Stored data entries
__________________________________________________

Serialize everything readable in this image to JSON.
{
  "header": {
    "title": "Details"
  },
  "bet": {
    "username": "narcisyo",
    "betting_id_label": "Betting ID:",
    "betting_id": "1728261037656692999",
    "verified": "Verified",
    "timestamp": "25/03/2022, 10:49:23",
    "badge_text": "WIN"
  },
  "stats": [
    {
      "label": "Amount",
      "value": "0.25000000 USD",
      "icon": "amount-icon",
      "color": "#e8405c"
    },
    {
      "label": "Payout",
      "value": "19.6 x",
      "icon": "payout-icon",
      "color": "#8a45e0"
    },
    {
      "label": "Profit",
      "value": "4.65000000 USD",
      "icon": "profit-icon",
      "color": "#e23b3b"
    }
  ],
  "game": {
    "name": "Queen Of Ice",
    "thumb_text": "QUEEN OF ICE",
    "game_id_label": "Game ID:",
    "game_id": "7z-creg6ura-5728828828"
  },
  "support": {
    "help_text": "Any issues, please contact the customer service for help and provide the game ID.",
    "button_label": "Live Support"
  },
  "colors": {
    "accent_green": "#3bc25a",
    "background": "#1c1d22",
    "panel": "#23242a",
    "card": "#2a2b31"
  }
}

__________________________________________________

Stated exercise
Copy every line verbatim.

Exercise output
Serialize everything readable in this image to JSON.
{
  "header": {
    "title": "Details"
  },
  "bet": {
    "username": "narcisyo",
    "betting_id_label": "Betting ID:",
    "betting_id": "1728261037656692999",
    "verified": "Verified",
    "timestamp": "25/03/2022, 10:49:23",
    "badge_text": "WIN"
  },
  "stats": [
    {
      "label": "Amount",
      "value": "0.25000000 USD",
      "icon": "amount-icon",
      "color": "#e8405c"
    },
    {
      "label": "Payout",
      "value": "19.6 x",
      "icon": "payout-icon",
      "color": "#8a45e0"
    },
    {
      "label": "Profit",
      "value": "4.65000000 USD",
      "icon": "profit-icon",
      "color": "#e23b3b"
    }
  ],
  "game": {
    "name": "Queen Of Ice",
    "thumb_text": "QUEEN OF ICE",
    "game_id_label": "Game ID:",
    "game_id": "7z-creg6ura-5728828828"
  },
  "support": {
    "help_text": "Any issues, please contact the customer service for help and provide the game ID.",
    "button_label": "Live Support"
  },
  "colors": {
    "accent_green": "#3bc25a",
    "background": "#1c1d22",
    "panel": "#23242a",
    "card": "#2a2b31"
  }
}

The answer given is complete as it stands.